◆ WHAT IS ASKED ◆
Write out each record below exactly as it appears, with no pictures.

Stored data
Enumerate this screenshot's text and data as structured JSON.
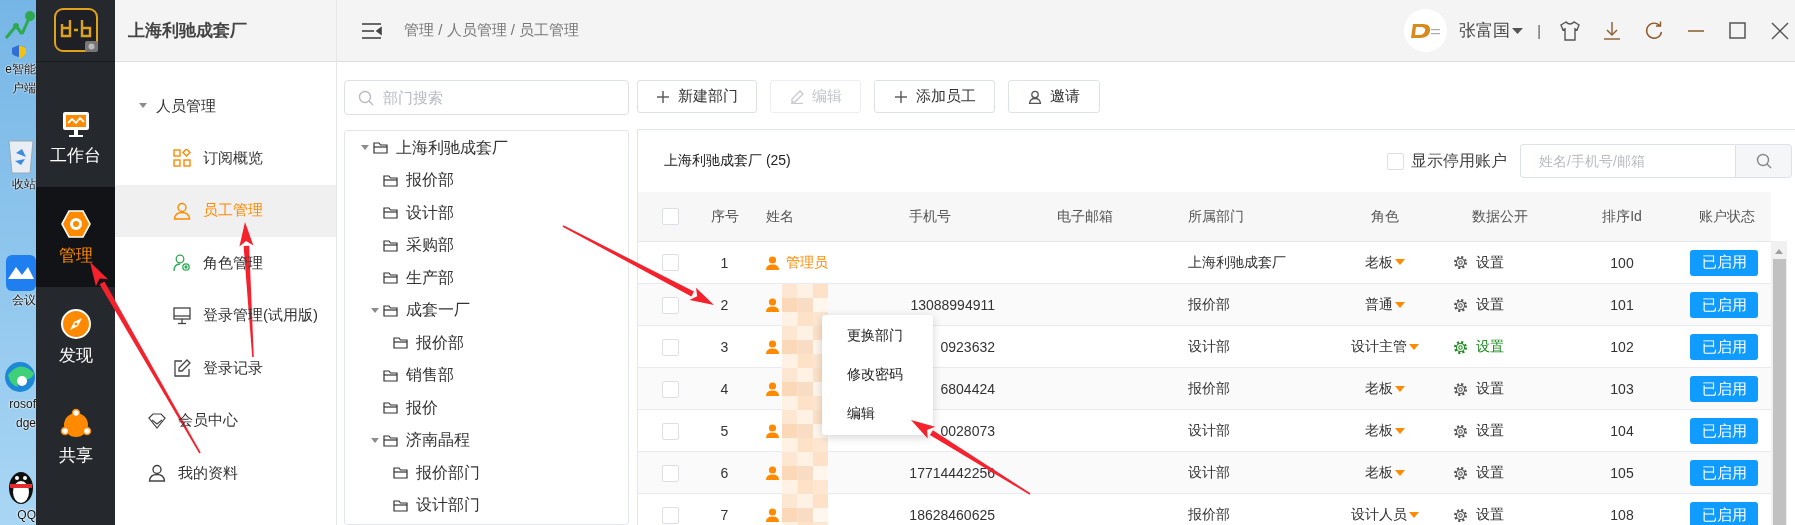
{
  "desktop": {
    "icons": [
      {
        "kind": "network",
        "lines": [
          "e智能",
          "户端"
        ]
      },
      {
        "kind": "bin",
        "lines": [
          "收站"
        ]
      },
      {
        "kind": "meeting",
        "lines": [
          "会议"
        ]
      },
      {
        "kind": "browser",
        "lines": [
          "rosof",
          "dge"
        ]
      },
      {
        "kind": "penguin",
        "lines": [
          "QQ"
        ]
      }
    ]
  },
  "nav": {
    "items": [
      {
        "kind": "workbench",
        "label": "工作台",
        "selected": false
      },
      {
        "kind": "manage",
        "label": "管理",
        "selected": true
      },
      {
        "kind": "discover",
        "label": "发现",
        "selected": false
      },
      {
        "kind": "share",
        "label": "共享",
        "selected": false
      }
    ]
  },
  "sidebar": {
    "title": "上海利驰成套厂",
    "items": [
      {
        "label": "人员管理",
        "expanded": true,
        "children": [
          {
            "kind": "grid",
            "label": "订阅概览",
            "selected": false
          },
          {
            "kind": "user",
            "label": "员工管理",
            "selected": true
          },
          {
            "kind": "role",
            "label": "角色管理",
            "selected": false
          },
          {
            "kind": "monitor",
            "label": "登录管理(试用版)",
            "selected": false
          },
          {
            "kind": "edit",
            "label": "登录记录",
            "selected": false
          }
        ]
      },
      {
        "kind": "diamond",
        "label": "会员中心",
        "selected": false
      },
      {
        "kind": "user",
        "label": "我的资料",
        "selected": false
      }
    ]
  },
  "topbar": {
    "breadcrumb": "管理 / 人员管理 / 员工管理",
    "user": "张富国",
    "divider": "|"
  },
  "dept_search": {
    "placeholder": "部门搜索"
  },
  "tree": [
    {
      "label": "上海利驰成套厂",
      "expanded": true,
      "children": [
        {
          "label": "报价部"
        },
        {
          "label": "设计部"
        },
        {
          "label": "采购部"
        },
        {
          "label": "生产部"
        },
        {
          "label": "成套一厂",
          "expanded": true,
          "children": [
            {
              "label": "报价部"
            }
          ]
        },
        {
          "label": "销售部"
        },
        {
          "label": "报价"
        },
        {
          "label": "济南晶程",
          "expanded": true,
          "children": [
            {
              "label": "报价部门"
            },
            {
              "label": "设计部门"
            }
          ]
        }
      ]
    }
  ],
  "toolbar": [
    {
      "kind": "plus",
      "label": "新建部门",
      "disabled": false
    },
    {
      "kind": "pencil",
      "label": "编辑",
      "disabled": true
    },
    {
      "kind": "plus",
      "label": "添加员工",
      "disabled": false
    },
    {
      "kind": "user",
      "label": "邀请",
      "disabled": false
    }
  ],
  "panel": {
    "title": "上海利驰成套厂 (25)",
    "show_disabled": {
      "label": "显示停用账户",
      "checked": false
    },
    "search": {
      "placeholder": "姓名/手机号/邮箱"
    }
  },
  "table": {
    "all_checked": false,
    "columns": [
      "序号",
      "姓名",
      "手机号",
      "电子邮箱",
      "所属部门",
      "角色",
      "数据公开",
      "排序Id",
      "账户状态"
    ],
    "rows": [
      {
        "checked": false,
        "index": "1",
        "name": "管理员",
        "department": "上海利驰成套厂",
        "role": "老板",
        "data_public": {
          "label": "设置",
          "active": false
        },
        "sort_id": "100",
        "status": "已启用"
      },
      {
        "checked": false,
        "index": "2",
        "phone": "13088994911",
        "department": "报价部",
        "role": "普通",
        "data_public": {
          "label": "设置",
          "active": false
        },
        "sort_id": "101",
        "status": "已启用"
      },
      {
        "checked": false,
        "index": "3",
        "phone": "0923632",
        "department": "设计部",
        "role": "设计主管",
        "data_public": {
          "label": "设置",
          "active": true
        },
        "sort_id": "102",
        "status": "已启用"
      },
      {
        "checked": false,
        "index": "4",
        "phone": "6804424",
        "department": "报价部",
        "role": "老板",
        "data_public": {
          "label": "设置",
          "active": false
        },
        "sort_id": "103",
        "status": "已启用"
      },
      {
        "checked": false,
        "index": "5",
        "phone": "0028073",
        "department": "设计部",
        "role": "老板",
        "data_public": {
          "label": "设置",
          "active": false
        },
        "sort_id": "104",
        "status": "已启用"
      },
      {
        "checked": false,
        "index": "6",
        "phone": "17714442256",
        "department": "设计部",
        "role": "老板",
        "data_public": {
          "label": "设置",
          "active": false
        },
        "sort_id": "105",
        "status": "已启用"
      },
      {
        "checked": false,
        "index": "7",
        "phone": "18628460625",
        "department": "报价部",
        "role": "设计人员",
        "data_public": {
          "label": "设置",
          "active": false
        },
        "sort_id": "108",
        "status": "已启用"
      }
    ]
  },
  "context_menu": [
    "更换部门",
    "修改密码",
    "编辑"
  ]
}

◆ FINISHED TASK ◆
Enumerate this screenshot's text and data as structured JSON.
{
  "desktop": {
    "icons": [
      {
        "kind": "network",
        "lines": [
          "e智能",
          "户端"
        ]
      },
      {
        "kind": "bin",
        "lines": [
          "收站"
        ]
      },
      {
        "kind": "meeting",
        "lines": [
          "会议"
        ]
      },
      {
        "kind": "browser",
        "lines": [
          "rosof",
          "dge"
        ]
      },
      {
        "kind": "penguin",
        "lines": [
          "QQ"
        ]
      }
    ]
  },
  "nav": {
    "items": [
      {
        "kind": "workbench",
        "label": "工作台",
        "selected": false
      },
      {
        "kind": "manage",
        "label": "管理",
        "selected": true
      },
      {
        "kind": "discover",
        "label": "发现",
        "selected": false
      },
      {
        "kind": "share",
        "label": "共享",
        "selected": false
      }
    ]
  },
  "sidebar": {
    "title": "上海利驰成套厂",
    "items": [
      {
        "label": "人员管理",
        "expanded": true,
        "children": [
          {
            "kind": "grid",
            "label": "订阅概览",
            "selected": false
          },
          {
            "kind": "user",
            "label": "员工管理",
            "selected": true
          },
          {
            "kind": "role",
            "label": "角色管理",
            "selected": false
          },
          {
            "kind": "monitor",
            "label": "登录管理(试用版)",
            "selected": false
          },
          {
            "kind": "edit",
            "label": "登录记录",
            "selected": false
          }
        ]
      },
      {
        "kind": "diamond",
        "label": "会员中心",
        "selected": false
      },
      {
        "kind": "user",
        "label": "我的资料",
        "selected": false
      }
    ]
  },
  "topbar": {
    "breadcrumb": "管理 / 人员管理 / 员工管理",
    "user": "张富国",
    "divider": "|"
  },
  "dept_search": {
    "placeholder": "部门搜索"
  },
  "tree": [
    {
      "label": "上海利驰成套厂",
      "expanded": true,
      "children": [
        {
          "label": "报价部"
        },
        {
          "label": "设计部"
        },
        {
          "label": "采购部"
        },
        {
          "label": "生产部"
        },
        {
          "label": "成套一厂",
          "expanded": true,
          "children": [
            {
              "label": "报价部"
            }
          ]
        },
        {
          "label": "销售部"
        },
        {
          "label": "报价"
        },
        {
          "label": "济南晶程",
          "expanded": true,
          "children": [
            {
              "label": "报价部门"
            },
            {
              "label": "设计部门"
            }
          ]
        }
      ]
    }
  ],
  "toolbar": [
    {
      "kind": "plus",
      "label": "新建部门",
      "disabled": false
    },
    {
      "kind": "pencil",
      "label": "编辑",
      "disabled": true
    },
    {
      "kind": "plus",
      "label": "添加员工",
      "disabled": false
    },
    {
      "kind": "user",
      "label": "邀请",
      "disabled": false
    }
  ],
  "panel": {
    "title": "上海利驰成套厂 (25)",
    "show_disabled": {
      "label": "显示停用账户",
      "checked": false
    },
    "search": {
      "placeholder": "姓名/手机号/邮箱"
    }
  },
  "table": {
    "all_checked": false,
    "columns": [
      "序号",
      "姓名",
      "手机号",
      "电子邮箱",
      "所属部门",
      "角色",
      "数据公开",
      "排序Id",
      "账户状态"
    ],
    "rows": [
      {
        "checked": false,
        "index": "1",
        "name": "管理员",
        "department": "上海利驰成套厂",
        "role": "老板",
        "data_public": {
          "label": "设置",
          "active": false
        },
        "sort_id": "100",
        "status": "已启用"
      },
      {
        "checked": false,
        "index": "2",
        "phone": "13088994911",
        "department": "报价部",
        "role": "普通",
        "data_public": {
          "label": "设置",
          "active": false
        },
        "sort_id": "101",
        "status": "已启用"
      },
      {
        "checked": false,
        "index": "3",
        "phone": "0923632",
        "department": "设计部",
        "role": "设计主管",
        "data_public": {
          "label": "设置",
          "active": true
        },
        "sort_id": "102",
        "status": "已启用"
      },
      {
        "checked": false,
        "index": "4",
        "phone": "6804424",
        "department": "报价部",
        "role": "老板",
        "data_public": {
          "label": "设置",
          "active": false
        },
        "sort_id": "103",
        "status": "已启用"
      },
      {
        "checked": false,
        "index": "5",
        "phone": "0028073",
        "department": "设计部",
        "role": "老板",
        "data_public": {
          "label": "设置",
          "active": false
        },
        "sort_id": "104",
        "status": "已启用"
      },
      {
        "checked": false,
        "index": "6",
        "phone": "17714442256",
        "department": "设计部",
        "role": "老板",
        "data_public": {
          "label": "设置",
          "active": false
        },
        "sort_id": "105",
        "status": "已启用"
      },
      {
        "checked": false,
        "index": "7",
        "phone": "18628460625",
        "department": "报价部",
        "role": "设计人员",
        "data_public": {
          "label": "设置",
          "active": false
        },
        "sort_id": "108",
        "status": "已启用"
      }
    ]
  },
  "context_menu": [
    "更换部门",
    "修改密码",
    "编辑"
  ]
}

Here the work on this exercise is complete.